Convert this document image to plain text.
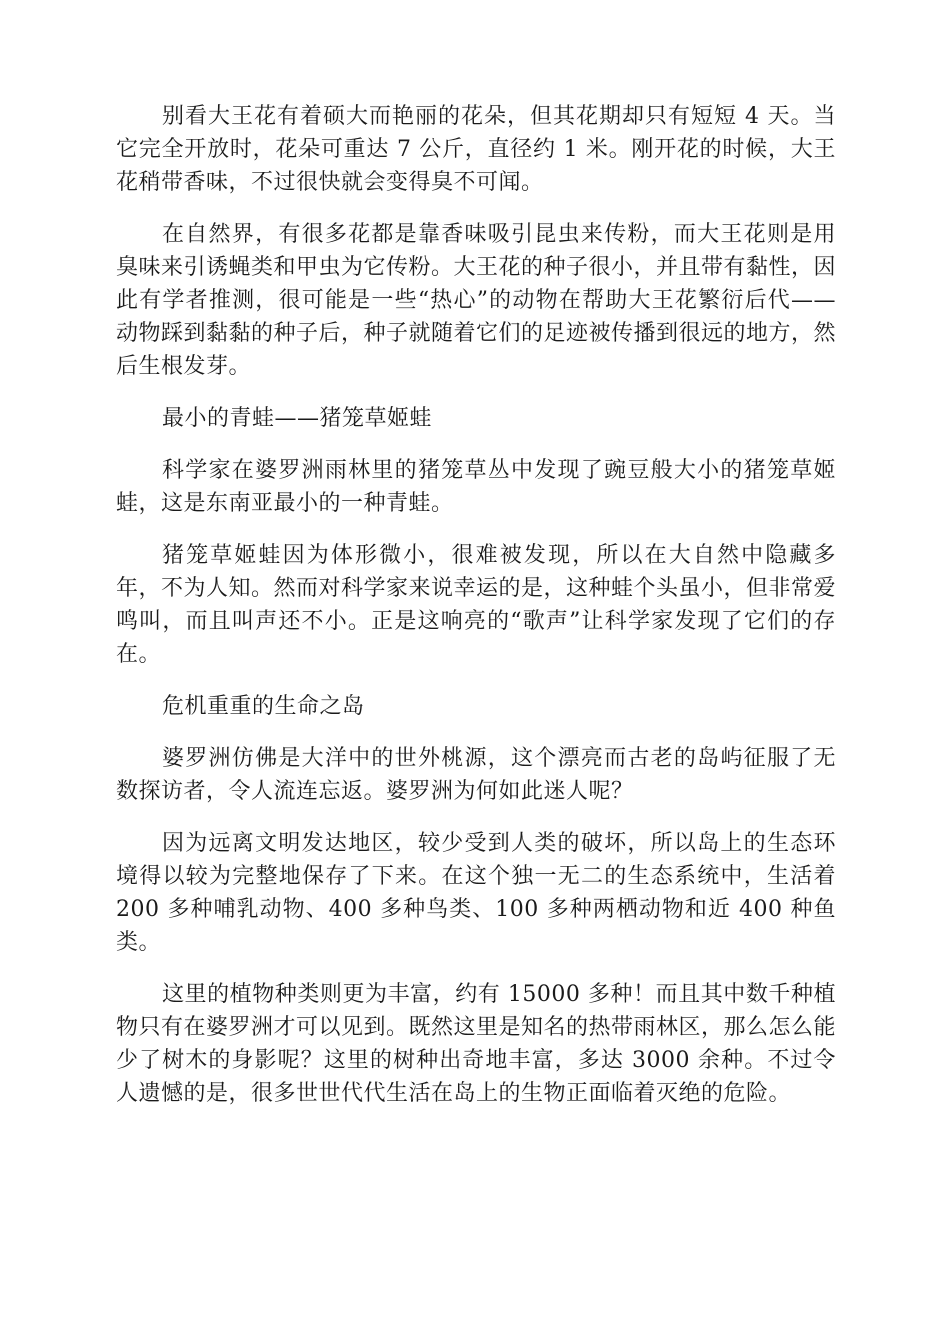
别看大王花有着硕大而艳丽的花朵，但其花期却只有短短 4 天。当它完全开放时，花朵可重达 7 公斤，直径约 1 米。刚开花的时候，大王花稍带香味，不过很快就会变得臭不可闻。

在自然界，有很多花都是靠香味吸引昆虫来传粉，而大王花则是用臭味来引诱蝇类和甲虫为它传粉。大王花的种子很小，并且带有黏性，因此有学者推测，很可能是一些“热心”的动物在帮助大王花繁衍后代——动物踩到黏黏的种子后，种子就随着它们的足迹被传播到很远的地方，然后生根发芽。

最小的青蛙——猪笼草姬蛙

科学家在婆罗洲雨林里的猪笼草丛中发现了豌豆般大小的猪笼草姬蛙，这是东南亚最小的一种青蛙。

猪笼草姬蛙因为体形微小，很难被发现，所以在大自然中隐藏多年，不为人知。然而对科学家来说幸运的是，这种蛙个头虽小，但非常爱鸣叫，而且叫声还不小。正是这响亮的“歌声”让科学家发现了它们的存在。

危机重重的生命之岛

婆罗洲仿佛是大洋中的世外桃源，这个漂亮而古老的岛屿征服了无数探访者，令人流连忘返。婆罗洲为何如此迷人呢？

因为远离文明发达地区，较少受到人类的破坏，所以岛上的生态环境得以较为完整地保存了下来。在这个独一无二的生态系统中，生活着 200 多种哺乳动物、400 多种鸟类、100 多种两栖动物和近 400 种鱼类。

这里的植物种类则更为丰富，约有 15000 多种！而且其中数千种植物只有在婆罗洲才可以见到。既然这里是知名的热带雨林区，那么怎么能少了树木的身影呢？这里的树种出奇地丰富，多达 3000 余种。不过令人遗憾的是，很多世世代代生活在岛上的生物正面临着灭绝的危险。
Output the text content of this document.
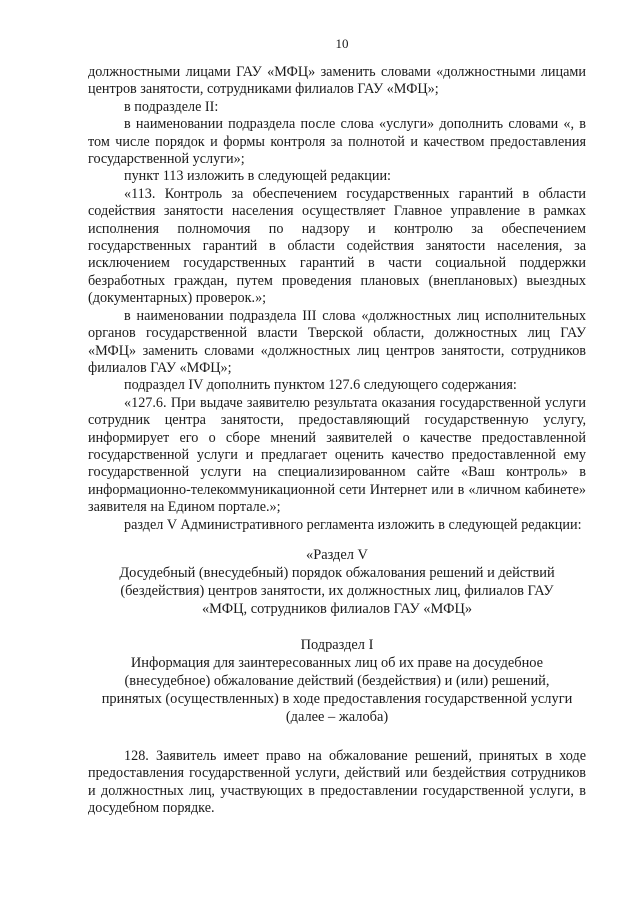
10

должностными лицами ГАУ «МФЦ» заменить словами «должностными лицами центров занятости, сотрудниками филиалов ГАУ «МФЦ»;

в подразделе II:

в наименовании подраздела после слова «услуги» дополнить словами «, в том числе порядок и формы контроля за полнотой и качеством предоставления государственной услуги»;

пункт 113 изложить в следующей редакции:

«113. Контроль за обеспечением государственных гарантий в области содействия занятости населения осуществляет Главное управление в рамках исполнения полномочия по надзору и контролю за обеспечением государственных гарантий в области содействия занятости населения, за исключением государственных гарантий в части социальной поддержки безработных граждан, путем проведения плановых (внеплановых) выездных (документарных) проверок.»;

в наименовании подраздела III слова «должностных лиц исполнительных органов государственной власти Тверской области, должностных лиц ГАУ «МФЦ» заменить словами «должностных лиц центров занятости, сотрудников филиалов ГАУ «МФЦ»;

подраздел IV дополнить пунктом 127.6 следующего содержания:

«127.6. При выдаче заявителю результата оказания государственной услуги сотрудник центра занятости, предоставляющий государственную услугу, информирует его о сборе мнений заявителей о качестве предоставленной государственной услуги и предлагает оценить качество предоставленной ему государственной услуги на специализированном сайте «Ваш контроль» в информационно-телекоммуникационной сети Интернет или в «личном кабинете» заявителя на Едином портале.»;

раздел V Административного регламента изложить в следующей редакции:

«Раздел V
Досудебный (внесудебный) порядок обжалования решений и действий
(бездействия) центров занятости, их должностных лиц, филиалов ГАУ
«МФЦ, сотрудников филиалов ГАУ «МФЦ»
Подраздел I
Информация для заинтересованных лиц об их праве на досудебное
(внесудебное) обжалование действий (бездействия) и (или) решений,
принятых (осуществленных) в ходе предоставления государственной услуги
(далее – жалоба)

128. Заявитель имеет право на обжалование решений, принятых в ходе предоставления государственной услуги, действий или бездействия сотрудников и должностных лиц, участвующих в предоставлении государственной услуги, в досудебном порядке.
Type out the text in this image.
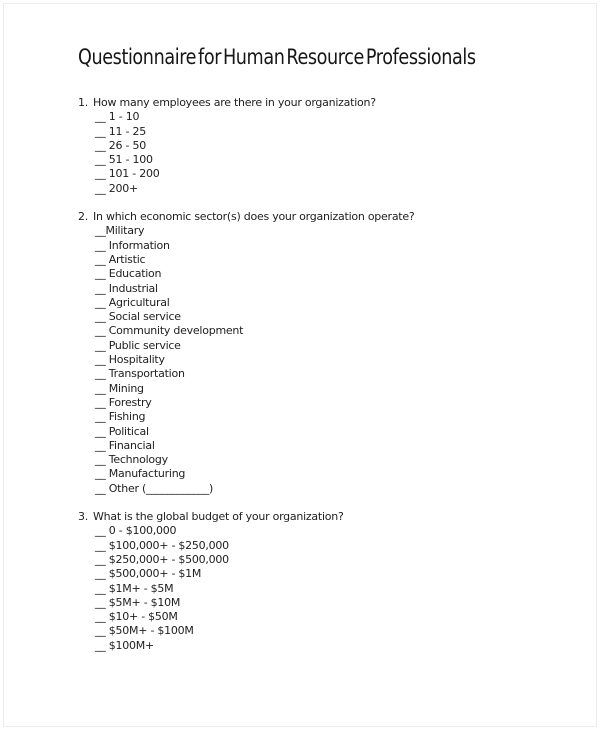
Questionnaire for Human Resource Professionals
1. How many employees are there in your organization?
__ 1 - 10
__ 11 - 25
__ 26 - 50
__ 51 - 100
__ 101 - 200
__ 200+
2. In which economic sector(s) does your organization operate?
__Military
__ Information
__ Artistic
__ Education
__ Industrial
__ Agricultural
__ Social service
__ Community development
__ Public service
__ Hospitality
__ Transportation
__ Mining
__ Forestry
__ Fishing
__ Political
__ Financial
__ Technology
__ Manufacturing
__ Other (____________)
3. What is the global budget of your organization?
__ 0 - $100,000
__ $100,000+ - $250,000
__ $250,000+ - $500,000
__ $500,000+ - $1M
__ $1M+ - $5M
__ $5M+ - $10M
__ $10+ - $50M
__ $50M+ - $100M
__ $100M+
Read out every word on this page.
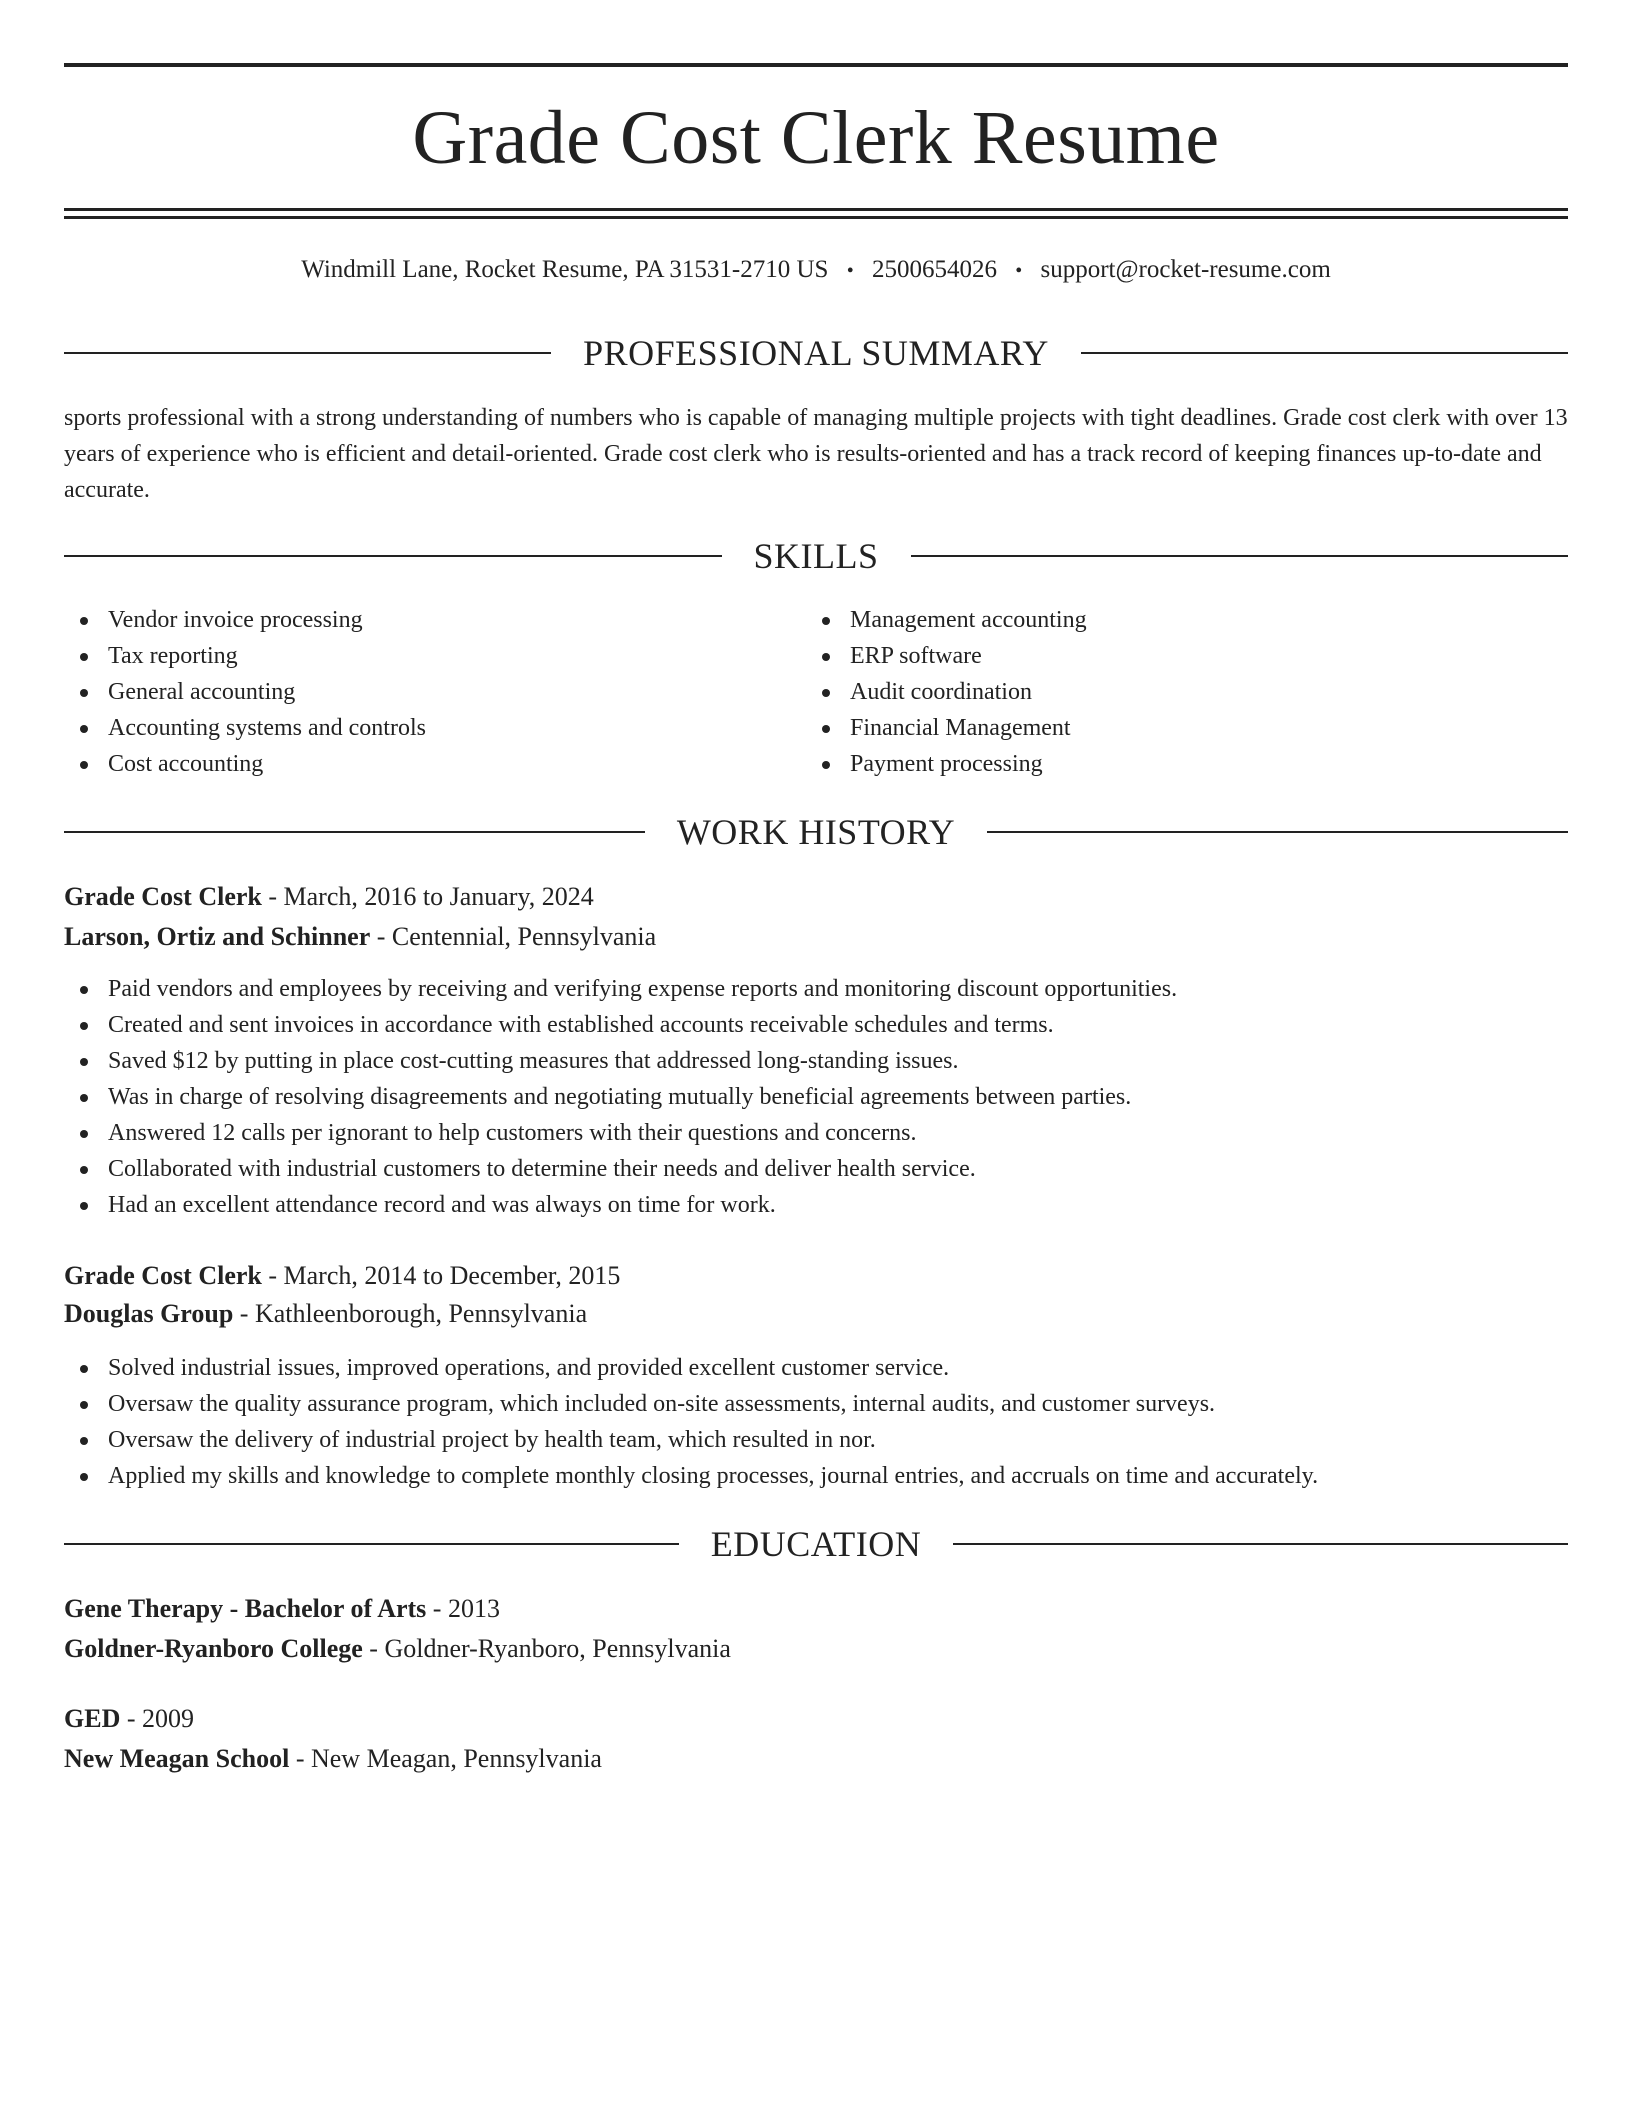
Grade Cost Clerk Resume
Windmill Lane, Rocket Resume, PA 31531-2710 US • 2500654026 • support@rocket-resume.com
PROFESSIONAL SUMMARY

sports professional with a strong understanding of numbers who is capable of managing multiple projects with tight deadlines. Grade cost clerk with over 13 years of experience who is efficient and detail-oriented. Grade cost clerk who is results-oriented and has a track record of keeping finances up-to-date and accurate.

SKILLS
Vendor invoice processing
Tax reporting
General accounting
Accounting systems and controls
Cost accounting
Management accounting
ERP software
Audit coordination
Financial Management
Payment processing
WORK HISTORY
Grade Cost Clerk - March, 2016 to January, 2024
Larson, Ortiz and Schinner - Centennial, Pennsylvania
Paid vendors and employees by receiving and verifying expense reports and monitoring discount opportunities.
Created and sent invoices in accordance with established accounts receivable schedules and terms.
Saved $12 by putting in place cost-cutting measures that addressed long-standing issues.
Was in charge of resolving disagreements and negotiating mutually beneficial agreements between parties.
Answered 12 calls per ignorant to help customers with their questions and concerns.
Collaborated with industrial customers to determine their needs and deliver health service.
Had an excellent attendance record and was always on time for work.
Grade Cost Clerk - March, 2014 to December, 2015
Douglas Group - Kathleenborough, Pennsylvania
Solved industrial issues, improved operations, and provided excellent customer service.
Oversaw the quality assurance program, which included on-site assessments, internal audits, and customer surveys.
Oversaw the delivery of industrial project by health team, which resulted in nor.
Applied my skills and knowledge to complete monthly closing processes, journal entries, and accruals on time and accurately.
EDUCATION
Gene Therapy - Bachelor of Arts - 2013
Goldner-Ryanboro College - Goldner-Ryanboro, Pennsylvania
GED - 2009
New Meagan School - New Meagan, Pennsylvania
______
▶ _TASK DESCRIPTION_: Check each line of these records for the string "your" and state only how many lines have it.

▶ _THE RESPONSE_: 3